-- Work to complete --
A - Check whether each statement agrees with the forum thread on SQL join readability. For each one, answer yes or no and quote the words from the thread that decide it. (i) One commenter says INNER JOIN is wordier but that this does not make it more readable. (ii) One commenter says that keeping joins apart from the where clause matters little in large queries. (iii) One commenter says that queries using the `table1, table2` cross-join syntax are still a common sight.
B - Write the next part of the forum thread on SQL join readability, starting right after its final comment.

-- Given text --

      It doesn't let me share it because it contains an image

      • serpix 34 minutes ago

        Both examples are (to my delight) using aliased table names for all columns which is already a major step up in readability.

  • shrx 2 hours ago

    I disagree with the apparently more popular notion that INNER JOIN is more readable. Sure, it's more verbose, but that doesn't make it more readable.

    • yen223 9 minutes ago

      It's been a very long time since I've seen a query that uses the `table1, table2` cross-join syntax.

      I'd be curious to know how many SQL people nowadays know what that does.

    • stravant 2 hours ago

      The join version is also certainly less readable for anyone who doesn't normally work with databases and is just dipping into the database handling code for some reason.

    • forinti an hour ago

      I think it matters specially with big queries. When you have dozens of tables, it really helps to separate the joins from the where clause.

    • qsort 2 hours ago

      I think it's better at specifying intent, similarly to how you would use "for" and "while" in a programming language even though they are literally the same thing and more often than not they compile to, respectively, identical query plans and identical asm/bytecode.

-- Dataset extract --
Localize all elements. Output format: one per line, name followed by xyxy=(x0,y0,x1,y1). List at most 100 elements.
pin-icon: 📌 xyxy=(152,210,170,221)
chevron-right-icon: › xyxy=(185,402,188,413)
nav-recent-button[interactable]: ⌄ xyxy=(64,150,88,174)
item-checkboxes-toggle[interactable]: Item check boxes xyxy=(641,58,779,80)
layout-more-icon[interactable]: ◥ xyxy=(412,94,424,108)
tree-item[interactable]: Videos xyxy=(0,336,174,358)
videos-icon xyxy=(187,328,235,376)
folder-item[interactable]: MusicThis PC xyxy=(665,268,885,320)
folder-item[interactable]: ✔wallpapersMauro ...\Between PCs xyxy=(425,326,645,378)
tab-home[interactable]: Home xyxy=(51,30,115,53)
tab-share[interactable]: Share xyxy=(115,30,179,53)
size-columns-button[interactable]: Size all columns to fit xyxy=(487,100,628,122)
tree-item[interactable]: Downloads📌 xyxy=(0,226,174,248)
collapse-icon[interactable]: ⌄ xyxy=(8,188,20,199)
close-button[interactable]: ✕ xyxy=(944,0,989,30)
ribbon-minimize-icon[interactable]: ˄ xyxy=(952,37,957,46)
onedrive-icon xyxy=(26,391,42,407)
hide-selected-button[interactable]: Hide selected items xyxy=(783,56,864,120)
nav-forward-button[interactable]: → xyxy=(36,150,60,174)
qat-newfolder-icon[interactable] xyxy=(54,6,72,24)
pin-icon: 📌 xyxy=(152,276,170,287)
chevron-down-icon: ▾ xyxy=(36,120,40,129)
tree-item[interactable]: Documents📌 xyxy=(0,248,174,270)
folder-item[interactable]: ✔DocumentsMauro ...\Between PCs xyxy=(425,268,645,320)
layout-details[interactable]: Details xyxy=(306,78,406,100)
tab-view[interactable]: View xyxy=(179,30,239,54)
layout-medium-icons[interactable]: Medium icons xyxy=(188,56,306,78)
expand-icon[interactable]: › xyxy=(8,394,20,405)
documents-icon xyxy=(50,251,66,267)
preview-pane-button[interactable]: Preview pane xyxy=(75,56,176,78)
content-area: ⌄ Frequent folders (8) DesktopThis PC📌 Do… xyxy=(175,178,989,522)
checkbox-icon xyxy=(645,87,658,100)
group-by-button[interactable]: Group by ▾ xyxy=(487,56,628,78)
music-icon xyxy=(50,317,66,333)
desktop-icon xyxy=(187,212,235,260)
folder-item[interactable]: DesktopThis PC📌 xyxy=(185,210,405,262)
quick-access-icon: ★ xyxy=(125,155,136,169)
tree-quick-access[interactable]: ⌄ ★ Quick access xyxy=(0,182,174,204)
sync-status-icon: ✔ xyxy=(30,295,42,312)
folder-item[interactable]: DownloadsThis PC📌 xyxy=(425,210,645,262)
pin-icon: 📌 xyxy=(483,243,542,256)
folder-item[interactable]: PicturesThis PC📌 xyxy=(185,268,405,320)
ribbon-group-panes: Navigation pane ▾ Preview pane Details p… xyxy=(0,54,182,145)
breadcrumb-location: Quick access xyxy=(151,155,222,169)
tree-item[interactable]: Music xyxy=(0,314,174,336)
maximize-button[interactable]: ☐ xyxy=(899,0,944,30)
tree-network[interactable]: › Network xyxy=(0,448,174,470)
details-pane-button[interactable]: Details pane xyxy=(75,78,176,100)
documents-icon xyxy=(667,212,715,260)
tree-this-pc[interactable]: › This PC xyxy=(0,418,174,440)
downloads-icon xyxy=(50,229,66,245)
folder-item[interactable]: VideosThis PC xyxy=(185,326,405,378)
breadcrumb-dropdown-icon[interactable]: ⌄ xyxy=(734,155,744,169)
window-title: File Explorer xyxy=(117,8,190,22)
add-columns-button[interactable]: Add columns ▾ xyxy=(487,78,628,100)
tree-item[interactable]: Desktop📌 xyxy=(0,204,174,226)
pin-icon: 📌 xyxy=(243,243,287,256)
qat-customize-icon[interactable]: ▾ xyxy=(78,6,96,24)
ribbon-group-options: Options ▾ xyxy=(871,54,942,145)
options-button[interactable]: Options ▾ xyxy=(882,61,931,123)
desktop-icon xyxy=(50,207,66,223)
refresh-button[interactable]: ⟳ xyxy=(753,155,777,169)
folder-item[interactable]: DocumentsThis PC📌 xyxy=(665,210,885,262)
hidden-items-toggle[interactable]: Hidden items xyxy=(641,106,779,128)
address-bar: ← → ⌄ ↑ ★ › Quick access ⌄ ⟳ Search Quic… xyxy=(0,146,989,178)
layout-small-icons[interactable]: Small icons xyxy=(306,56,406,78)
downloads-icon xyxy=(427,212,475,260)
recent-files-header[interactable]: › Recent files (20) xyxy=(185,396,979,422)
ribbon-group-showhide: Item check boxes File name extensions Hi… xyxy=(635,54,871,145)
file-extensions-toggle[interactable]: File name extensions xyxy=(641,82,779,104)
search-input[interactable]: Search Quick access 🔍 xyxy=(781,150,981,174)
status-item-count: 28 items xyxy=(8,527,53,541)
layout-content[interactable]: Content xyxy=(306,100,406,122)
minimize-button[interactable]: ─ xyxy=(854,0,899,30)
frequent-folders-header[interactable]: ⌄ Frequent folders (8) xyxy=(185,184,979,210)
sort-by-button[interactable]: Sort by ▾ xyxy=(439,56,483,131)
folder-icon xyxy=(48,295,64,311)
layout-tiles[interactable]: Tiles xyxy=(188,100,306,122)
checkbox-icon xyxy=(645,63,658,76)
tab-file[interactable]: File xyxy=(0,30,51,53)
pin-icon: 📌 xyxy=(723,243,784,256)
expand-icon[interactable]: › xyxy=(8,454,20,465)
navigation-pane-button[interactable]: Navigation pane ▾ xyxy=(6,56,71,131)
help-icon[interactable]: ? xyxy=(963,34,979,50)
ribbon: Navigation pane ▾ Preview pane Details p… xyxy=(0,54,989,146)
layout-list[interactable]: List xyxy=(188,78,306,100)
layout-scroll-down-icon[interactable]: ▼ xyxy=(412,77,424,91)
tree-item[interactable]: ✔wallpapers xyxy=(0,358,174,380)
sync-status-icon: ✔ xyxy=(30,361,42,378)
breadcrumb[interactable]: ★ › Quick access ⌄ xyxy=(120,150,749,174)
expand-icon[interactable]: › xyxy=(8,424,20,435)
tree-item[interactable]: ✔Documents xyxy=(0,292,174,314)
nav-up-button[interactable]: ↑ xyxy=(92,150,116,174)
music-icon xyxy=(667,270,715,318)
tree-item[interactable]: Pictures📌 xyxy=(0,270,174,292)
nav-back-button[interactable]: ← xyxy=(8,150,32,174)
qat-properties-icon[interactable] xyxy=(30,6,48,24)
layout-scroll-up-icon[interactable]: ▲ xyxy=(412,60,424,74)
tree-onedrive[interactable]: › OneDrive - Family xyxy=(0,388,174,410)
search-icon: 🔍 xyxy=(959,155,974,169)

-- Answers for the tasks --
A -
(i) Yes: "Sure, it's more verbose, but that doesn't make it more readable."
(ii) No: "I think it matters specially with big queries. When you have dozens of tables, it really helps to separate the joins from the where clause."
(iii) No: "It's been a very long time since I've seen a query that uses the `table1, table2` cross-join syntax."

B -
      Also if you work a lot with databases you often need to do outer joins, a full cartesian product is almost never what you want. The join syntax is more practical if you need to change what type of join you are performing, especially in big queries.

    • ndepoel 27 minutes ago

      It's all about clearly stating your intent. With INNER JOIN you're literally saying "I want to join these two tables together on this particular relation and work on the result", while with the more basic WHERE form you're saying "just lump these two tables together and then we'll filter out the rows that we actually want to see". The join becomes more of a happy side-effect with that, rather than the thing you clearly want to do.

      Not only does writing your code in such a way that it states your intent make it easier to read for other humans, it also makes it easier for compilers/query planners to understand what you're trying to do and turn it into a more efficient process at run-time. Now query planners are usually pretty good at distilling joins from WHERE clauses, but that form does also make it easier for mistakes to creep in that can murder your query performance in subtle and hard-to-debug ways.

    • chasil an hour ago

      I find it to be especially more readable when I can use JOIN ... USING().

      This is assuming that your SQL variant supports it.

  • icsrutil 2 hours ago

    From my understanding, those two are different. the result maybe the same, but the the dataset is different after the FROM is executed.

    > ON table1.foreignkey = table2.primarykey

    The calculated dataset is the result, after the ON clause.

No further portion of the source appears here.